** START Data provided **

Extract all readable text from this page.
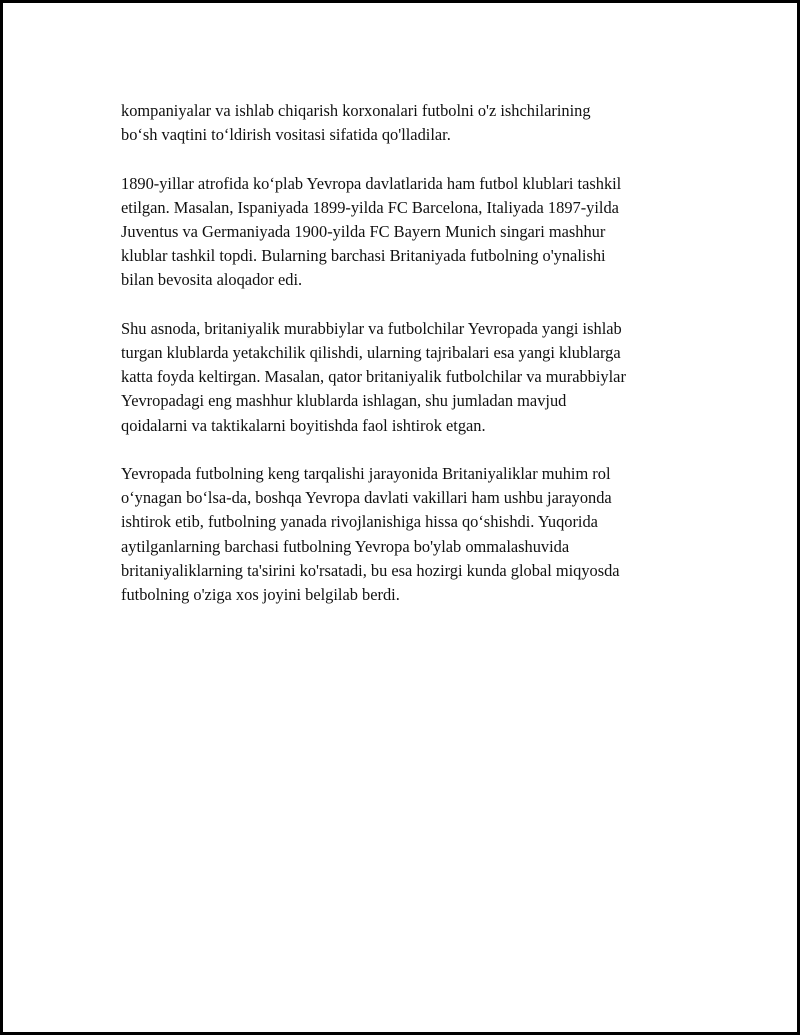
kompaniyalar va ishlab chiqarish korxonalari futbolni o'z ishchilarining
bo‘sh vaqtini to‘ldirish vositasi sifatida qo'lladilar.

1890-yillar atrofida ko‘plab Yevropa davlatlarida ham futbol klublari tashkil
etilgan. Masalan, Ispaniyada 1899-yilda FC Barcelona, Italiyada 1897-yilda
Juventus va Germaniyada 1900-yilda FC Bayern Munich singari mashhur
klublar tashkil topdi. Bularning barchasi Britaniyada futbolning o'ynalishi
bilan bevosita aloqador edi.

Shu asnoda, britaniyalik murabbiylar va futbolchilar Yevropada yangi ishlab
turgan klublarda yetakchilik qilishdi, ularning tajribalari esa yangi klublarga
katta foyda keltirgan. Masalan, qator britaniyalik futbolchilar va murabbiylar
Yevropadagi eng mashhur klublarda ishlagan, shu jumladan mavjud
qoidalarni va taktikalarni boyitishda faol ishtirok etgan.

Yevropada futbolning keng tarqalishi jarayonida Britaniyaliklar muhim rol
o‘ynagan bo‘lsa-da, boshqa Yevropa davlati vakillari ham ushbu jarayonda
ishtirok etib, futbolning yanada rivojlanishiga hissa qo‘shishdi. Yuqorida
aytilganlarning barchasi futbolning Yevropa bo'ylab ommalashuvida
britaniyaliklarning ta'sirini ko'rsatadi, bu esa hozirgi kunda global miqyosda
futbolning o'ziga xos joyini belgilab berdi.
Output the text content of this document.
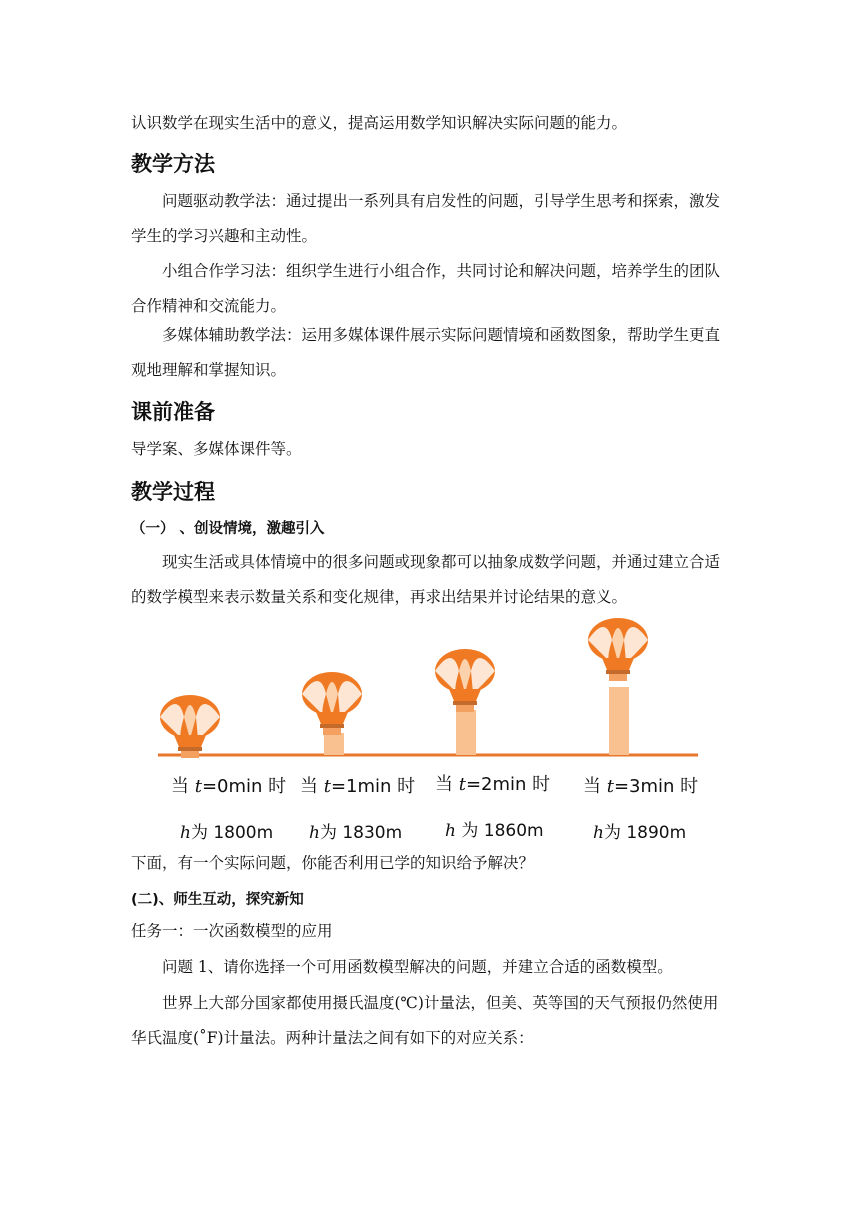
认识数学在现实生活中的意义，提高运用数学知识解决实际问题的能力。

教学方法

问题驱动教学法：通过提出一系列具有启发性的问题，引导学生思考和探索，激发学生的学习兴趣和主动性。

小组合作学习法：组织学生进行小组合作，共同讨论和解决问题，培养学生的团队合作精神和交流能力。

多媒体辅助教学法：运用多媒体课件展示实际问题情境和函数图象，帮助学生更直观地理解和掌握知识。

课前准备

导学案、多媒体课件等。

教学过程

（一） 、创设情境，激趣引入

现实生活或具体情境中的很多问题或现象都可以抽象成数学问题，并通过建立合适的数学模型来表示数量关系和变化规律，再求出结果并讨论结果的意义。

当 t=0min 时 当 t=1min 时 当 t=2min 时 当 t=3min 时
h为 1800m h为 1830m	h 为 1860m	h为 1890m

下面，有一个实际问题，你能否利用已学的知识给予解决？

(二)、师生互动，探究新知

任务一：一次函数模型的应用

问题 1、请你选择一个可用函数模型解决的问题，并建立合适的函数模型。

世界上大部分国家都使用摄氏温度(℃)计量法，但美、英等国的天气预报仍然使用华氏温度(˚F)计量法。两种计量法之间有如下的对应关系：
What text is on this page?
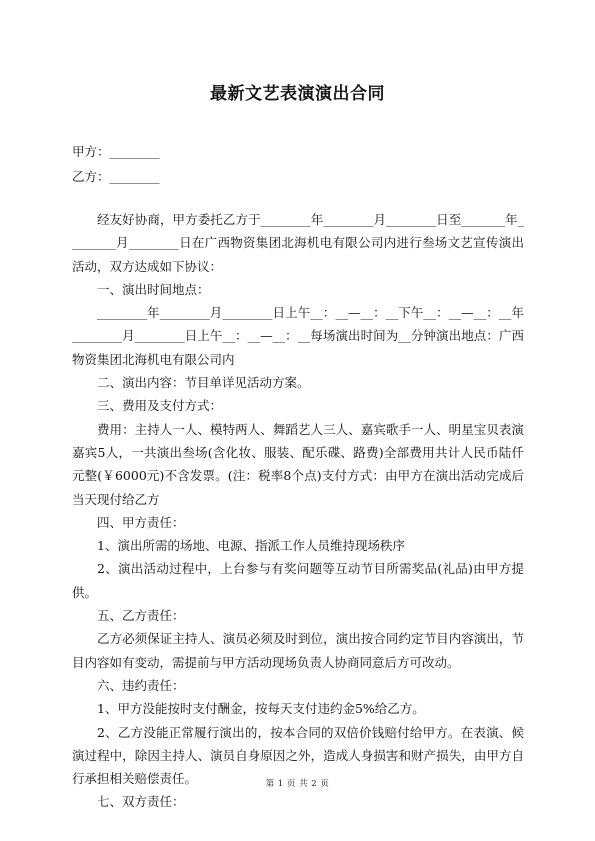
最新文艺表演演出合同
甲方：________
乙方：________

经友好协商，甲方委托乙方于________年________月________日至_______年________月________日在广西物资集团北海机电有限公司内进行叁场文艺宣传演出活动，双方达成如下协议：

一、演出时间地点：

________年________月________日上午__：__—__：__下午__：__—__：__年________月________日上午__：__—__：__每场演出时间为__分钟演出地点：广西物资集团北海机电有限公司内

二、演出内容：节目单详见活动方案。

三、费用及支付方式：

费用：主持人一人、模特两人、舞蹈艺人三人、嘉宾歌手一人、明星宝贝表演嘉宾5人，一共演出叁场(含化妆、服装、配乐碟、路费)全部费用共计人民币陆仟元整(￥6000元)不含发票。(注：税率8个点)支付方式：由甲方在演出活动完成后当天现付给乙方

四、甲方责任：

1、演出所需的场地、电源、指派工作人员维持现场秩序

2、演出活动过程中，上台参与有奖问题等互动节目所需奖品(礼品)由甲方提供。

五、乙方责任：

乙方必须保证主持人、演员必须及时到位，演出按合同约定节目内容演出，节目内容如有变动，需提前与甲方活动现场负责人协商同意后方可改动。

六、违约责任：

1、甲方没能按时支付酬金，按每天支付违约金5%给乙方。

2、乙方没能正常履行演出的，按本合同的双倍价钱赔付给甲方。在表演、候演过程中，除因主持人、演员自身原因之外，造成人身损害和财产损失，由甲方自行承担相关赔偿责任。

七、双方责任：

第 1 页 共 2 页
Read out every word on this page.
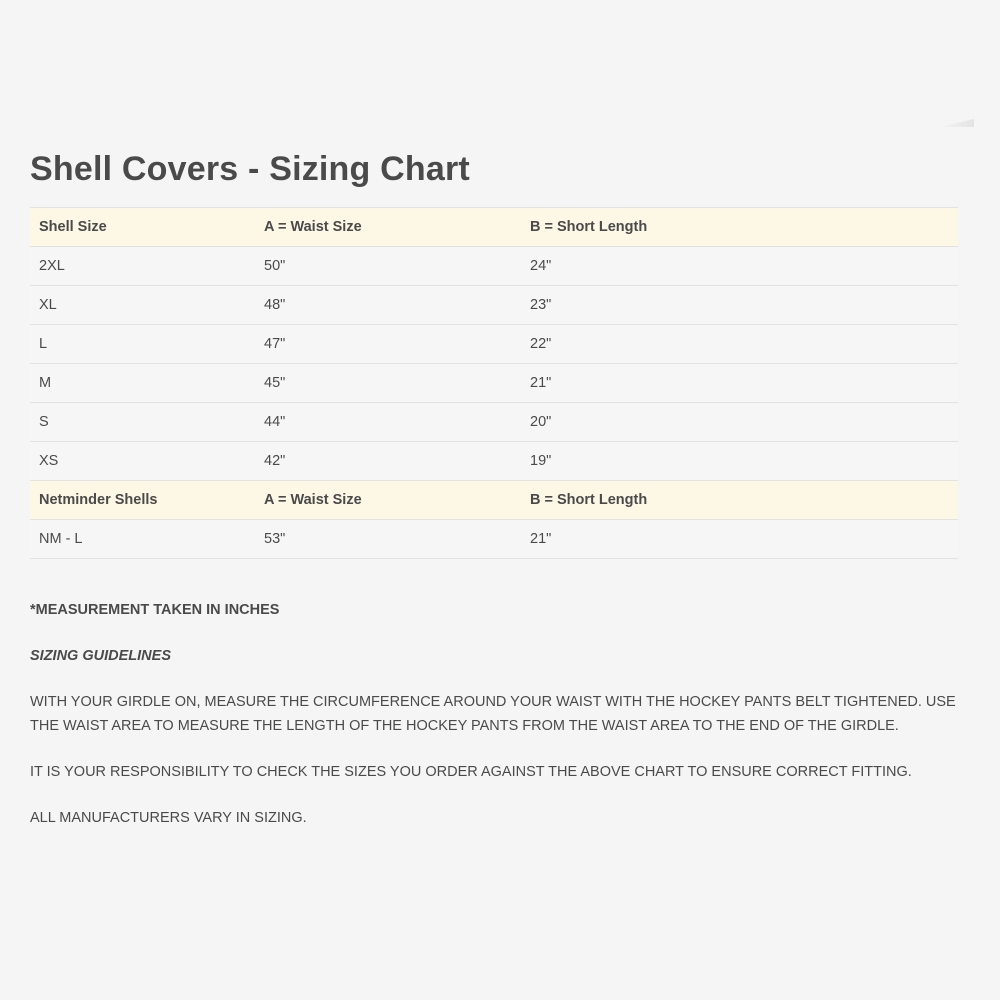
Shell Covers - Sizing Chart
Shell Size	A = Waist Size	B = Short Length
2XL	50"	24"
XL	48"	23"
L	47"	22"
M	45"	21"
S	44"	20"
XS	42"	19"
Netminder Shells	A = Waist Size	B = Short Length
NM - L	53"	21"

*MEASUREMENT TAKEN IN INCHES

SIZING GUIDELINES

WITH YOUR GIRDLE ON, MEASURE THE CIRCUMFERENCE AROUND YOUR WAIST WITH THE HOCKEY PANTS BELT TIGHTENED. USE THE WAIST AREA TO MEASURE THE LENGTH OF THE HOCKEY PANTS FROM THE WAIST AREA TO THE END OF THE GIRDLE.

IT IS YOUR RESPONSIBILITY TO CHECK THE SIZES YOU ORDER AGAINST THE ABOVE CHART TO ENSURE CORRECT FITTING.

ALL MANUFACTURERS VARY IN SIZING.
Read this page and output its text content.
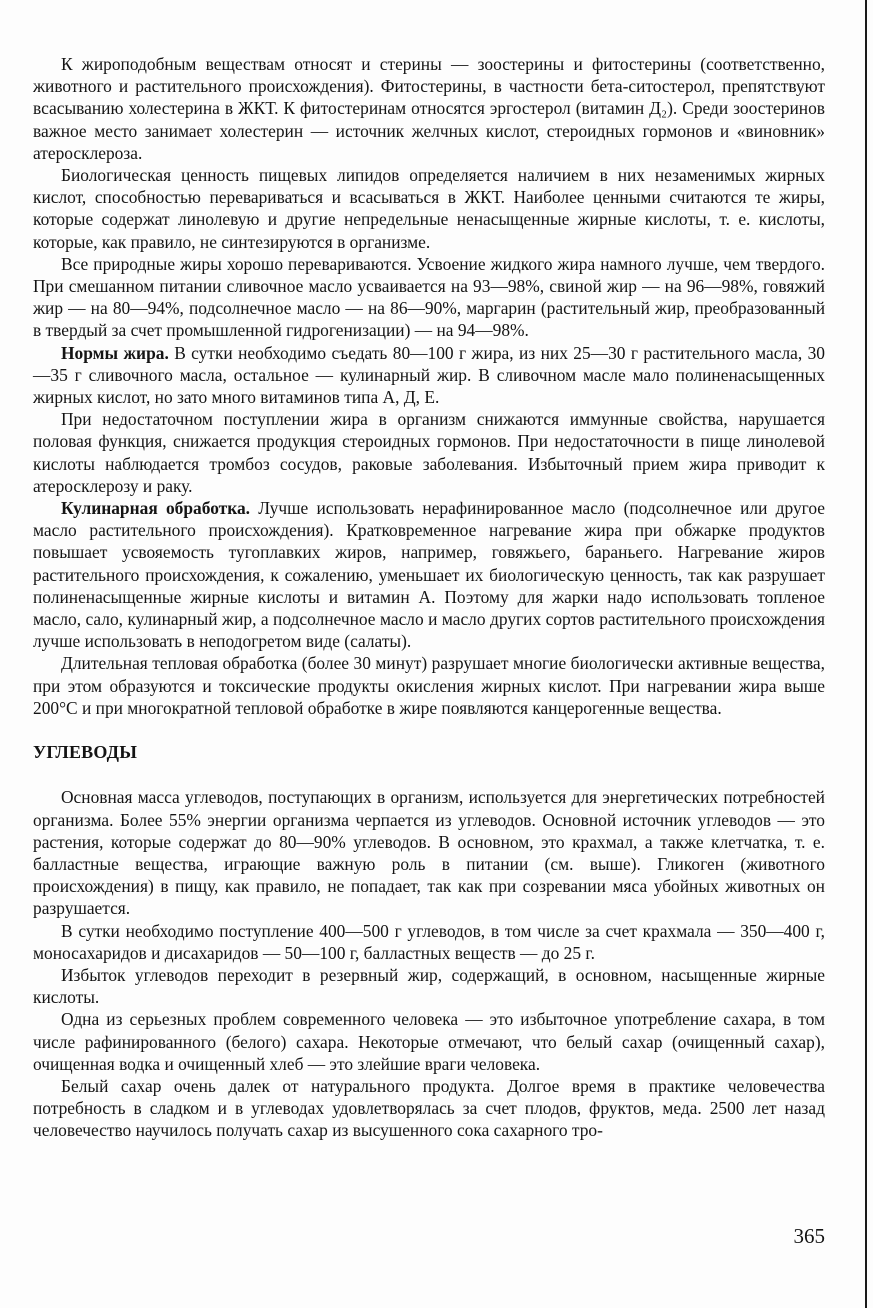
К жироподобным веществам относят и стерины — зоостерины и фитостерины (соответственно, животного и растительного происхождения). Фитостерины, в частности бета-ситостерол, препятствуют всасыванию холестерина в ЖКТ. К фитостеринам относятся эргостерол (витамин Д₂). Среди зоостеринов важное место занимает холестерин — источник желчных кислот, стероидных гормонов и «виновник» атеросклероза.

Биологическая ценность пищевых липидов определяется наличием в них незаменимых жирных кислот, способностью перевариваться и всасываться в ЖКТ. Наиболее ценными считаются те жиры, которые содержат линолевую и другие непредельные ненасыщенные жирные кислоты, т. е. кислоты, которые, как правило, не синтезируются в организме.

Все природные жиры хорошо перевариваются. Усвоение жидкого жира намного лучше, чем твердого. При смешанном питании сливочное масло усваивается на 93—98%, свиной жир — на 96—98%, говяжий жир — на 80—94%, подсолнечное масло — на 86—90%, маргарин (растительный жир, преобразованный в твердый за счет промышленной гидрогенизации) — на 94—98%.

Нормы жира. В сутки необходимо съедать 80—100 г жира, из них 25—30 г растительного масла, 30—35 г сливочного масла, остальное — кулинарный жир. В сливочном масле мало полиненасыщенных жирных кислот, но зато много витаминов типа А, Д, Е.

При недостаточном поступлении жира в организм снижаются иммунные свойства, нарушается половая функция, снижается продукция стероидных гормонов. При недостаточности в пище линолевой кислоты наблюдается тромбоз сосудов, раковые заболевания. Избыточный прием жира приводит к атеросклерозу и раку.

Кулинарная обработка. Лучше использовать нерафинированное масло (подсолнечное или другое масло растительного происхождения). Кратковременное нагревание жира при обжарке продуктов повышает усвояемость тугоплавких жиров, например, говяжьего, бараньего. Нагревание жиров растительного происхождения, к сожалению, уменьшает их биологическую ценность, так как разрушает полиненасыщенные жирные кислоты и витамин А. Поэтому для жарки надо использовать топленое масло, сало, кулинарный жир, а подсолнечное масло и масло других сортов растительного происхождения лучше использовать в неподогретом виде (салаты).

Длительная тепловая обработка (более 30 минут) разрушает многие биологически активные вещества, при этом образуются и токсические продукты окисления жирных кислот. При нагревании жира выше 200°С и при многократной тепловой обработке в жире появляются канцерогенные вещества.

УГЛЕВОДЫ

Основная масса углеводов, поступающих в организм, используется для энергетических потребностей организма. Более 55% энергии организма черпается из углеводов. Основной источник углеводов — это растения, которые содержат до 80—90% углеводов. В основном, это крахмал, а также клетчатка, т. е. балластные вещества, играющие важную роль в питании (см. выше). Гликоген (животного происхождения) в пищу, как правило, не попадает, так как при созревании мяса убойных животных он разрушается.

В сутки необходимо поступление 400—500 г углеводов, в том числе за счет крахмала — 350—400 г, моносахаридов и дисахаридов — 50—100 г, балластных веществ — до 25 г.

Избыток углеводов переходит в резервный жир, содержащий, в основном, насыщенные жирные кислоты.

Одна из серьезных проблем современного человека — это избыточное употребление сахара, в том числе рафинированного (белого) сахара. Некоторые отмечают, что белый сахар (очищенный сахар), очищенная водка и очищенный хлеб — это злейшие враги человека.

Белый сахар очень далек от натурального продукта. Долгое время в практике человечества потребность в сладком и в углеводах удовлетворялась за счет плодов, фруктов, меда. 2500 лет назад человечество научилось получать сахар из высушенного сока сахарного тро-

365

** END Data provided **

Required task
Go over the data above and copy every line that has the word "YOUR" in it.

Complete output
WITH YOUR GIRDLE ON, MEASURE THE CIRCUMFERENCE AROUND YOUR WAIST WITH THE HOCKEY PANTS BELT TIGHTENED. USE THE WAIST AREA TO MEASURE THE LENGTH OF THE HOCKEY PANTS FROM THE WAIST AREA TO THE END OF THE GIRDLE.
IT IS YOUR RESPONSIBILITY TO CHECK THE SIZES YOU ORDER AGAINST THE ABOVE CHART TO ENSURE CORRECT FITTING.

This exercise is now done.